_Material provided:_
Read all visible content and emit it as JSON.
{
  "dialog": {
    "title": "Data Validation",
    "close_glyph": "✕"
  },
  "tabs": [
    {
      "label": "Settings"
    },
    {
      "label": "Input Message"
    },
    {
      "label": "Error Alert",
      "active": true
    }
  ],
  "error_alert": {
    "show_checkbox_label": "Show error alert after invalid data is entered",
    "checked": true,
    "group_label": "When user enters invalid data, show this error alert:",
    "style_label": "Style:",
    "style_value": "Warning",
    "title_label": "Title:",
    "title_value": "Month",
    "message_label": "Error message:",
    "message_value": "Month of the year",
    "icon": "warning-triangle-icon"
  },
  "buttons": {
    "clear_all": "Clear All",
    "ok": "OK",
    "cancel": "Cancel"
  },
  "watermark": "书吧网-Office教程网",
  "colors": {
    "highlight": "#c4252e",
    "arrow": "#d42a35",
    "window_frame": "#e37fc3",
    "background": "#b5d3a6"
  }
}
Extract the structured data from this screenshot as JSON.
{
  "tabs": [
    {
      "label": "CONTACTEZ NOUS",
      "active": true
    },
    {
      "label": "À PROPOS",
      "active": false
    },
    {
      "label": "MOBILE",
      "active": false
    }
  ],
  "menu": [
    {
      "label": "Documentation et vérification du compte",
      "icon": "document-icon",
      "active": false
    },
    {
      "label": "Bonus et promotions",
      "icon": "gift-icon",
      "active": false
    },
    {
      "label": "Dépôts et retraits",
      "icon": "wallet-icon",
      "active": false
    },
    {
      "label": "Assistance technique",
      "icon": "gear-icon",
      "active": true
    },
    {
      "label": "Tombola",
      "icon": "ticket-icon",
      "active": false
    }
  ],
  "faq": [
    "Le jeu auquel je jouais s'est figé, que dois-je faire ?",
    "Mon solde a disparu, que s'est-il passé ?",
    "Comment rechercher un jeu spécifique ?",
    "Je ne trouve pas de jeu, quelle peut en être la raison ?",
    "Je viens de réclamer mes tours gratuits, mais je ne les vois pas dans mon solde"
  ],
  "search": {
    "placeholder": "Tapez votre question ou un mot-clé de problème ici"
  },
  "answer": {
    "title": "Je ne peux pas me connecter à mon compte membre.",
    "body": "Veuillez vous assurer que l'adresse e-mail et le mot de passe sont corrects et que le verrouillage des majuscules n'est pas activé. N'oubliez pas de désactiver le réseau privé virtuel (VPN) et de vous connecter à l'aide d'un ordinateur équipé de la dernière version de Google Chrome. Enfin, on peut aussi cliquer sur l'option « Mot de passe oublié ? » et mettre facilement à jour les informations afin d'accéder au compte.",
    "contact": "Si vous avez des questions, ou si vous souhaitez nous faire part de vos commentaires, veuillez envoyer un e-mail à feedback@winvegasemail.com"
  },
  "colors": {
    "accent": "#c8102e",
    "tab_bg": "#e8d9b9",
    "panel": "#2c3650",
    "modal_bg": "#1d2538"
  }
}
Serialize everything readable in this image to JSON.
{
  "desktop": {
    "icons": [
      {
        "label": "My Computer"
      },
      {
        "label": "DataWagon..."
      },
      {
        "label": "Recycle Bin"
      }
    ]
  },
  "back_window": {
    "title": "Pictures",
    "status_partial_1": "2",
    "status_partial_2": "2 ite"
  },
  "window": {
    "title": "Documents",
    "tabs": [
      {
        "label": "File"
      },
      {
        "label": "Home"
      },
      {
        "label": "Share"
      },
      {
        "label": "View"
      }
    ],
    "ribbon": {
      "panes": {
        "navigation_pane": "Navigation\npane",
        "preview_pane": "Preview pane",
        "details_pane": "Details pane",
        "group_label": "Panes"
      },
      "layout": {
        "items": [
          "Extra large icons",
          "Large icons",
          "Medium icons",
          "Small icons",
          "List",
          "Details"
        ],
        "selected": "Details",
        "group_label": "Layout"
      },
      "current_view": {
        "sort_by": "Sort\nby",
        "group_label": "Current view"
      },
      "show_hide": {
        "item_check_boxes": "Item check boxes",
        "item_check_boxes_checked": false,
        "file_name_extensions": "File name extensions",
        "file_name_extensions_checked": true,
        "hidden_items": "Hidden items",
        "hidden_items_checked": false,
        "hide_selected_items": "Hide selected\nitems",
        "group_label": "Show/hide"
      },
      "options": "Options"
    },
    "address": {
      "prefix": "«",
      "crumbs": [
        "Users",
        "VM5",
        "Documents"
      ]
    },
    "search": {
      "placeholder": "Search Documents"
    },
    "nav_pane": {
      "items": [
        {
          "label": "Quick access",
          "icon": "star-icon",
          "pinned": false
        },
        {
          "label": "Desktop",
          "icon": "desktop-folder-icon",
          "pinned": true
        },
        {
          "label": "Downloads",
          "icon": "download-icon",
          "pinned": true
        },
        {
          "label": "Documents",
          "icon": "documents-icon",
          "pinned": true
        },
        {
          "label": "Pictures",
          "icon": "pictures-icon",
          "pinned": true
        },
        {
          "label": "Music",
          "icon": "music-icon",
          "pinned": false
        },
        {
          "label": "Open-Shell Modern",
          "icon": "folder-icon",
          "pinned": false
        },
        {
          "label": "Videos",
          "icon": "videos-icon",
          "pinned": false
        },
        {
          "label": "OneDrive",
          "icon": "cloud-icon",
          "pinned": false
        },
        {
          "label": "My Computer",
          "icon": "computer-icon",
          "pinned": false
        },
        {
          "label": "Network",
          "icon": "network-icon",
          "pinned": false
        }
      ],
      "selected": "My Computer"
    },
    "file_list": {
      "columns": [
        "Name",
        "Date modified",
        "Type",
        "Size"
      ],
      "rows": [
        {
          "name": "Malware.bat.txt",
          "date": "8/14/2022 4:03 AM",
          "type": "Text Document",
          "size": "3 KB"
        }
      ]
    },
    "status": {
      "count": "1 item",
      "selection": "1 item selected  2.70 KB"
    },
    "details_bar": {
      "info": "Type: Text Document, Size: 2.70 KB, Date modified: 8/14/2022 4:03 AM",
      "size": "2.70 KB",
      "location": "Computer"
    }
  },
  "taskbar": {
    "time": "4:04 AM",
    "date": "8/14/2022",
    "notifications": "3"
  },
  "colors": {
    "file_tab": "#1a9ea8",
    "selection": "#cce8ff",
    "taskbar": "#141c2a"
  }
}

_What is being asked:_ Make an exact copy of the listing, including every line.

_Correct output:_
Read all visible content and emit it as JSON.
{
  "dialog": {
    "title": "Data Validation",
    "close_glyph": "✕"
  },
  "tabs": [
    {
      "label": "Settings"
    },
    {
      "label": "Input Message"
    },
    {
      "label": "Error Alert",
      "active": true
    }
  ],
  "error_alert": {
    "show_checkbox_label": "Show error alert after invalid data is entered",
    "checked": true,
    "group_label": "When user enters invalid data, show this error alert:",
    "style_label": "Style:",
    "style_value": "Warning",
    "title_label": "Title:",
    "title_value": "Month",
    "message_label": "Error message:",
    "message_value": "Month of the year",
    "icon": "warning-triangle-icon"
  },
  "buttons": {
    "clear_all": "Clear All",
    "ok": "OK",
    "cancel": "Cancel"
  },
  "watermark": "书吧网-Office教程网",
  "colors": {
    "highlight": "#c4252e",
    "arrow": "#d42a35",
    "window_frame": "#e37fc3",
    "background": "#b5d3a6"
  }
}
Extract the structured data from this screenshot as JSON.
{
  "tabs": [
    {
      "label": "CONTACTEZ NOUS",
      "active": true
    },
    {
      "label": "À PROPOS",
      "active": false
    },
    {
      "label": "MOBILE",
      "active": false
    }
  ],
  "menu": [
    {
      "label": "Documentation et vérification du compte",
      "icon": "document-icon",
      "active": false
    },
    {
      "label": "Bonus et promotions",
      "icon": "gift-icon",
      "active": false
    },
    {
      "label": "Dépôts et retraits",
      "icon": "wallet-icon",
      "active": false
    },
    {
      "label": "Assistance technique",
      "icon": "gear-icon",
      "active": true
    },
    {
      "label": "Tombola",
      "icon": "ticket-icon",
      "active": false
    }
  ],
  "faq": [
    "Le jeu auquel je jouais s'est figé, que dois-je faire ?",
    "Mon solde a disparu, que s'est-il passé ?",
    "Comment rechercher un jeu spécifique ?",
    "Je ne trouve pas de jeu, quelle peut en être la raison ?",
    "Je viens de réclamer mes tours gratuits, mais je ne les vois pas dans mon solde"
  ],
  "search": {
    "placeholder": "Tapez votre question ou un mot-clé de problème ici"
  },
  "answer": {
    "title": "Je ne peux pas me connecter à mon compte membre.",
    "body": "Veuillez vous assurer que l'adresse e-mail et le mot de passe sont corrects et que le verrouillage des majuscules n'est pas activé. N'oubliez pas de désactiver le réseau privé virtuel (VPN) et de vous connecter à l'aide d'un ordinateur équipé de la dernière version de Google Chrome. Enfin, on peut aussi cliquer sur l'option « Mot de passe oublié ? » et mettre facilement à jour les informations afin d'accéder au compte.",
    "contact": "Si vous avez des questions, ou si vous souhaitez nous faire part de vos commentaires, veuillez envoyer un e-mail à feedback@winvegasemail.com"
  },
  "colors": {
    "accent": "#c8102e",
    "tab_bg": "#e8d9b9",
    "panel": "#2c3650",
    "modal_bg": "#1d2538"
  }
}
Serialize everything readable in this image to JSON.
{
  "desktop": {
    "icons": [
      {
        "label": "My Computer"
      },
      {
        "label": "DataWagon..."
      },
      {
        "label": "Recycle Bin"
      }
    ]
  },
  "back_window": {
    "title": "Pictures",
    "status_partial_1": "2",
    "status_partial_2": "2 ite"
  },
  "window": {
    "title": "Documents",
    "tabs": [
      {
        "label": "File"
      },
      {
        "label": "Home"
      },
      {
        "label": "Share"
      },
      {
        "label": "View"
      }
    ],
    "ribbon": {
      "panes": {
        "navigation_pane": "Navigation\npane",
        "preview_pane": "Preview pane",
        "details_pane": "Details pane",
        "group_label": "Panes"
      },
      "layout": {
        "items": [
          "Extra large icons",
          "Large icons",
          "Medium icons",
          "Small icons",
          "List",
          "Details"
        ],
        "selected": "Details",
        "group_label": "Layout"
      },
      "current_view": {
        "sort_by": "Sort\nby",
        "group_label": "Current view"
      },
      "show_hide": {
        "item_check_boxes": "Item check boxes",
        "item_check_boxes_checked": false,
        "file_name_extensions": "File name extensions",
        "file_name_extensions_checked": true,
        "hidden_items": "Hidden items",
        "hidden_items_checked": false,
        "hide_selected_items": "Hide selected\nitems",
        "group_label": "Show/hide"
      },
      "options": "Options"
    },
    "address": {
      "prefix": "«",
      "crumbs": [
        "Users",
        "VM5",
        "Documents"
      ]
    },
    "search": {
      "placeholder": "Search Documents"
    },
    "nav_pane": {
      "items": [
        {
          "label": "Quick access",
          "icon": "star-icon",
          "pinned": false
        },
        {
          "label": "Desktop",
          "icon": "desktop-folder-icon",
          "pinned": true
        },
        {
          "label": "Downloads",
          "icon": "download-icon",
          "pinned": true
        },
        {
          "label": "Documents",
          "icon": "documents-icon",
          "pinned": true
        },
        {
          "label": "Pictures",
          "icon": "pictures-icon",
          "pinned": true
        },
        {
          "label": "Music",
          "icon": "music-icon",
          "pinned": false
        },
        {
          "label": "Open-Shell Modern",
          "icon": "folder-icon",
          "pinned": false
        },
        {
          "label": "Videos",
          "icon": "videos-icon",
          "pinned": false
        },
        {
          "label": "OneDrive",
          "icon": "cloud-icon",
          "pinned": false
        },
        {
          "label": "My Computer",
          "icon": "computer-icon",
          "pinned": false
        },
        {
          "label": "Network",
          "icon": "network-icon",
          "pinned": false
        }
      ],
      "selected": "My Computer"
    },
    "file_list": {
      "columns": [
        "Name",
        "Date modified",
        "Type",
        "Size"
      ],
      "rows": [
        {
          "name": "Malware.bat.txt",
          "date": "8/14/2022 4:03 AM",
          "type": "Text Document",
          "size": "3 KB"
        }
      ]
    },
    "status": {
      "count": "1 item",
      "selection": "1 item selected  2.70 KB"
    },
    "details_bar": {
      "info": "Type: Text Document, Size: 2.70 KB, Date modified: 8/14/2022 4:03 AM",
      "size": "2.70 KB",
      "location": "Computer"
    }
  },
  "taskbar": {
    "time": "4:04 AM",
    "date": "8/14/2022",
    "notifications": "3"
  },
  "colors": {
    "file_tab": "#1a9ea8",
    "selection": "#cce8ff",
    "taskbar": "#141c2a"
  }
}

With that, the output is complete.